• Task brief:
In the entries below, count every line with the word "eighteen". Return only the count.

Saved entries
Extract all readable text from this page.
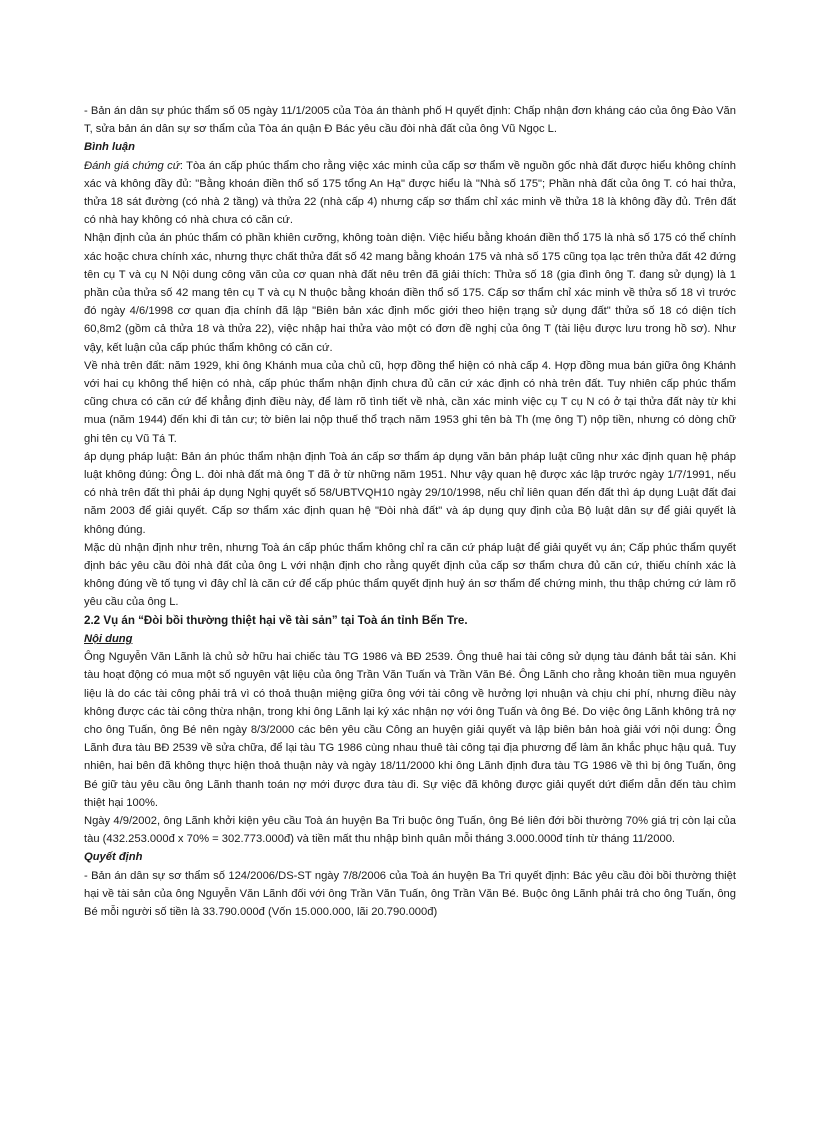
- Bản án dân sự phúc thẩm số 05 ngày 11/1/2005 của Tòa án thành phố H quyết định: Chấp nhận đơn kháng cáo của ông Đào Văn T, sửa bản án dân sự sơ thẩm của Tòa án quận Đ Bác yêu cầu đòi nhà đất của ông Vũ Ngọc L.

Bình luận

Đánh giá chứng cứ: Tòa án cấp phúc thẩm cho rằng việc xác minh của cấp sơ thẩm về nguồn gốc nhà đất được hiểu không chính xác và không đầy đủ: "Bằng khoán điền thổ số 175 tổng An Hạ" được hiểu là "Nhà số 175"; Phần nhà đất của ông T. có hai thửa, thửa 18 sát đường (có nhà 2 tầng) và thửa 22 (nhà cấp 4) nhưng cấp sơ thẩm chỉ xác minh về thửa 18 là không đầy đủ. Trên đất có nhà hay không có nhà chưa có căn cứ.

Nhận định của án phúc thẩm có phần khiên cưỡng, không toàn diện. Việc hiểu bằng khoán điền thổ 175 là nhà số 175 có thể chính xác hoặc chưa chính xác, nhưng thực chất thửa đất số 42 mang bằng khoán 175 và nhà số 175 cũng tọa lạc trên thửa đất 42 đứng tên cụ T và cụ N Nội dung công văn của cơ quan nhà đất nêu trên đã giải thích: Thửa số 18 (gia đình ông T. đang sử dụng) là 1 phần của thửa số 42 mang tên cụ T và cụ N thuộc bằng khoán điền thổ số 175. Cấp sơ thẩm chỉ xác minh về thửa số 18 vì trước đó ngày 4/6/1998 cơ quan địa chính đã lập "Biên bản xác định mốc giới theo hiện trạng sử dụng đất" thửa số 18 có diện tích 60,8m2 (gồm cả thửa 18 và thửa 22), việc nhập hai thửa vào một có đơn đề nghị của ông T (tài liệu được lưu trong hồ sơ). Như vậy, kết luận của cấp phúc thẩm không có căn cứ.

Về nhà trên đất: năm 1929, khi ông Khánh mua của chủ cũ, hợp đồng thể hiện có nhà cấp 4. Hợp đồng mua bán giữa ông Khánh với hai cụ không thể hiện có nhà, cấp phúc thẩm nhận định chưa đủ căn cứ xác định có nhà trên đất. Tuy nhiên cấp phúc thẩm cũng chưa có căn cứ để khẳng định điều này, để làm rõ tình tiết về nhà, cần xác minh việc cụ T cụ N có ở tại thửa đất này từ khi mua (năm 1944) đến khi đi tản cư; tờ biên lai nộp thuế thổ trạch năm 1953 ghi tên bà Th (mẹ ông T) nộp tiền, nhưng có dòng chữ ghi tên cụ Vũ Tá T.

áp dụng pháp luật: Bản án phúc thẩm nhận định Toà án cấp sơ thẩm áp dụng văn bản pháp luật cũng như xác định quan hệ pháp luật không đúng: Ông L. đòi nhà đất mà ông T đã ở từ những năm 1951. Như vậy quan hệ được xác lập trước ngày 1/7/1991, nếu có nhà trên đất thì phải áp dụng Nghị quyết số 58/UBTVQH10 ngày 29/10/1998, nếu chỉ liên quan đến đất thì áp dụng Luật đất đai năm 2003 để giải quyết. Cấp sơ thẩm xác định quan hệ "Đòi nhà đất" và áp dụng quy định của Bộ luật dân sự để giải quyết là không đúng.

Mặc dù nhận định như trên, nhưng Toà án cấp phúc thẩm không chỉ ra căn cứ pháp luật để giải quyết vụ án; Cấp phúc thẩm quyết định bác yêu cầu đòi nhà đất của ông L với nhận định cho rằng quyết định của cấp sơ thẩm chưa đủ căn cứ, thiếu chính xác là không đúng về tố tụng vì đây chỉ là căn cứ để cấp phúc thẩm quyết định huỷ án sơ thẩm để chứng minh, thu thập chứng cứ làm rõ yêu cầu của ông L.

2.2 Vụ án “Đòi bồi thường thiệt hại về tài sản” tại Toà án tỉnh Bến Tre.

Nội dung

Ông Nguyễn Văn Lãnh là chủ sở hữu hai chiếc tàu TG 1986 và BĐ 2539. Ông thuê hai tài công sử dụng tàu đánh bắt tài sản. Khi tàu hoạt động có mua một số nguyên vật liệu của ông Trần Văn Tuấn và Trần Văn Bé. Ông Lãnh cho rằng khoản tiền mua nguyên liệu là do các tài công phải trả vì có thoả thuận miệng giữa ông với tài công về hưởng lợi nhuận và chịu chi phí, nhưng điều này không được các tài công thừa nhận, trong khi ông Lãnh lại ký xác nhận nợ với ông Tuấn và ông Bé. Do việc ông Lãnh không trả nợ cho ông Tuấn, ông Bé nên ngày 8/3/2000 các bên yêu cầu Công an huyện giải quyết và lập biên bản hoà giải với nội dung: Ông Lãnh đưa tàu BĐ 2539 về sửa chữa, để lại tàu TG 1986 cùng nhau thuê tài công tại địa phương để làm ăn khắc phục hậu quả. Tuy nhiên, hai bên đã không thực hiện thoả thuận này và ngày 18/11/2000 khi ông Lãnh định đưa tàu TG 1986 về thì bị ông Tuấn, ông Bé giữ tàu yêu cầu ông Lãnh thanh toán nợ mới được đưa tàu đi. Sự việc đã không được giải quyết dứt điểm dẫn đến tàu chìm thiệt hại 100%.

Ngày 4/9/2002, ông Lãnh khởi kiện yêu cầu Toà án huyện Ba Tri buộc ông Tuấn, ông Bé liên đới bồi thường 70% giá trị còn lại của tàu (432.253.000đ x 70% = 302.773.000đ) và tiền mất thu nhập bình quân mỗi tháng 3.000.000đ tính từ tháng 11/2000.

Quyết định

- Bản án dân sự sơ thẩm số 124/2006/DS-ST ngày 7/8/2006 của Toà án huyện Ba Tri quyết định: Bác yêu cầu đòi bồi thường thiệt hại về tài sản của ông Nguyễn Văn Lãnh đối với ông Trần Văn Tuấn, ông Trần Văn Bé. Buộc ông Lãnh phải trả cho ông Tuấn, ông Bé mỗi người số tiền là 33.790.000đ (Vốn 15.000.000, lãi 20.790.000đ)
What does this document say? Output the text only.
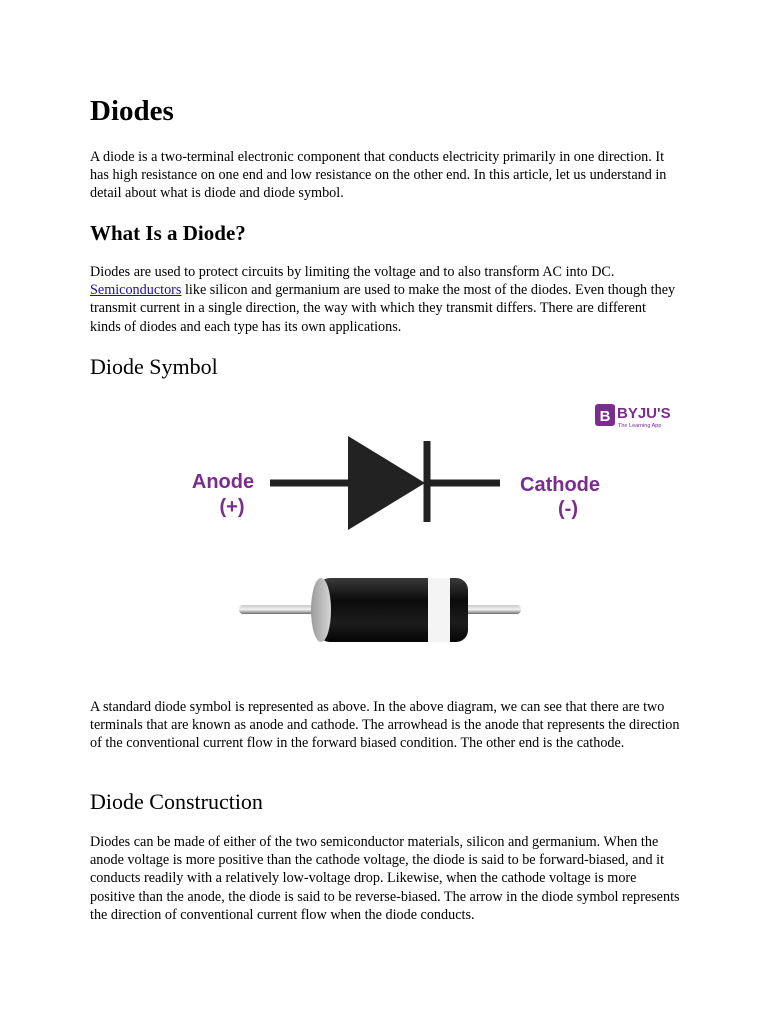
B BYJU'S
The Learning App
Anode
(+)
Cathode
(-)
Diodes

A diode is a two-terminal electronic component that conducts electricity primarily in one direction. It has high resistance on one end and low resistance on the other end. In this article, let us understand in detail about what is diode and diode symbol.

What Is a Diode?

Diodes are used to protect circuits by limiting the voltage and to also transform AC into DC. Semiconductors like silicon and germanium are used to make the most of the diodes. Even though they transmit current in a single direction, the way with which they transmit differs. There are different kinds of diodes and each type has its own applications.

Diode Symbol

A standard diode symbol is represented as above. In the above diagram, we can see that there are two terminals that are known as anode and cathode. The arrowhead is the anode that represents the direction of the conventional current flow in the forward biased condition. The other end is the cathode.

Diode Construction

Diodes can be made of either of the two semiconductor materials, silicon and germanium. When the anode voltage is more positive than the cathode voltage, the diode is said to be forward-biased, and it conducts readily with a relatively low-voltage drop. Likewise, when the cathode voltage is more positive than the anode, the diode is said to be reverse-biased. The arrow in the diode symbol represents the direction of conventional current flow when the diode conducts.
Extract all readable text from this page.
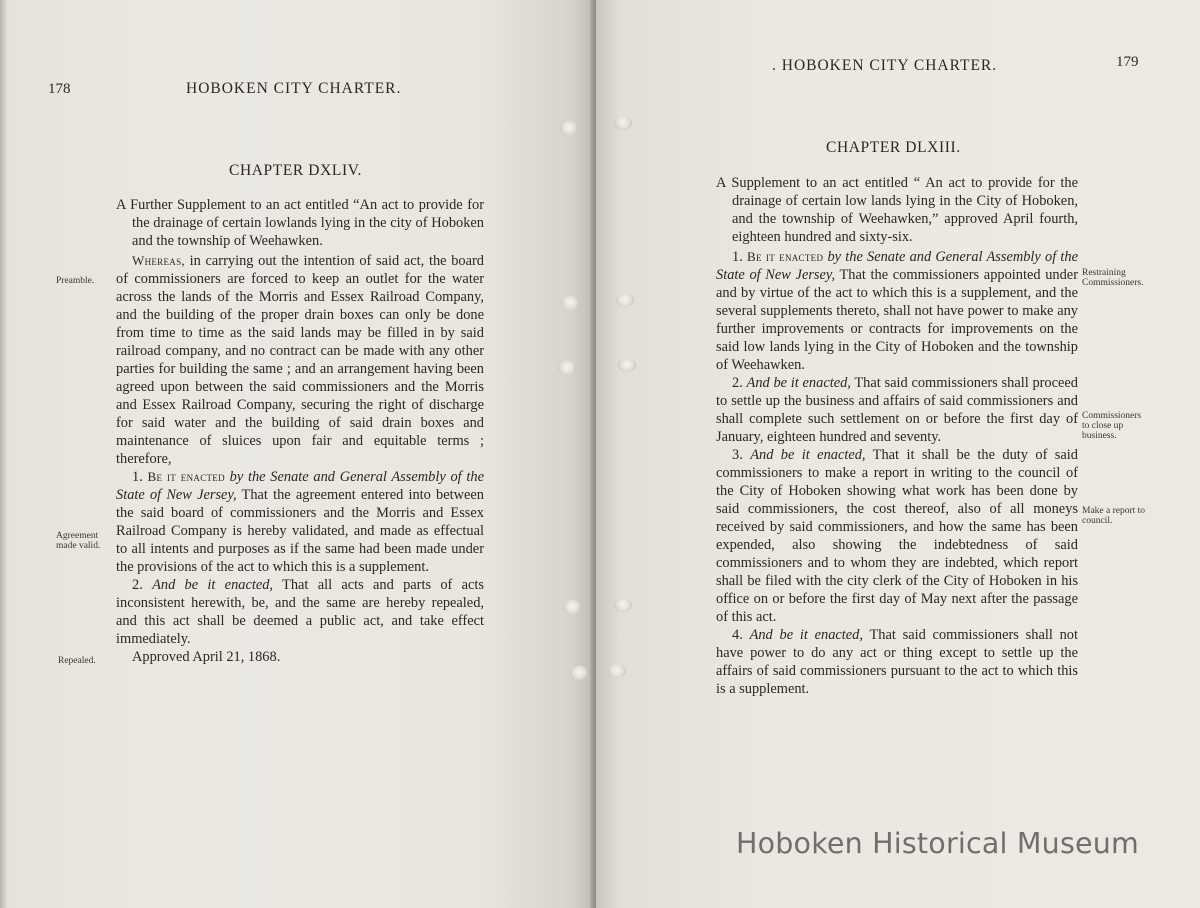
178	HOBOKEN CITY CHARTER.
CHAPTER DXLIV.
Preamble.
Agreement made valid.
Repealed.

A Further Supplement to an act entitled “An act to provide for the drainage of certain lowlands lying in the city of Hoboken and the township of Weehawken.

Whereas, in carrying out the intention of said act, the board of commissioners are forced to keep an outlet for the water across the lands of the Morris and Essex Railroad Company, and the building of the proper drain boxes can only be done from time to time as the said lands may be filled in by said railroad company, and no contract can be made with any other parties for building the same ; and an arrangement having been agreed upon between the said commissioners and the Morris and Essex Railroad Company, securing the right of discharge for said water and the building of said drain boxes and maintenance of sluices upon fair and equitable terms ; therefore,

1. Be it enacted by the Senate and General Assembly of the State of New Jersey, That the agreement entered into between the said board of commissioners and the Morris and Essex Railroad Company is hereby validated, and made as effectual to all intents and purposes as if the same had been made under the provisions of the act to which this is a supplement.

2. And be it enacted, That all acts and parts of acts inconsistent herewith, be, and the same are hereby repealed, and this act shall be deemed a public act, and take effect immediately.

Approved April 21, 1868.

. HOBOKEN CITY CHARTER.	179
CHAPTER DLXIII.
Restraining Commissioners.
Commissioners to close up business.
Make a report to council.

A Supplement to an act entitled “ An act to provide for the drainage of certain low lands lying in the City of Hoboken, and the township of Weehawken,” approved April fourth, eighteen hundred and sixty-six.

1. Be it enacted by the Senate and General Assembly of the State of New Jersey, That the commissioners appointed under and by virtue of the act to which this is a supplement, and the several supplements thereto, shall not have power to make any further improvements or contracts for improvements on the said low lands lying in the City of Hoboken and the township of Weehawken.

2. And be it enacted, That said commissioners shall proceed to settle up the business and affairs of said commissioners and shall complete such settlement on or before the first day of January, eighteen hundred and seventy.

3. And be it enacted, That it shall be the duty of said commissioners to make a report in writing to the council of the City of Hoboken showing what work has been done by said commissioners, the cost thereof, also of all moneys received by said commissioners, and how the same has been expended, also showing the indebtedness of said commissioners and to whom they are indebted, which report shall be filed with the city clerk of the City of Hoboken in his office on or before the first day of May next after the passage of this act.

4. And be it enacted, That said commissioners shall not have power to do any act or thing except to settle up the affairs of said commissioners pursuant to the act to which this is a supplement.

Hoboken Historical Museum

• Task result:
2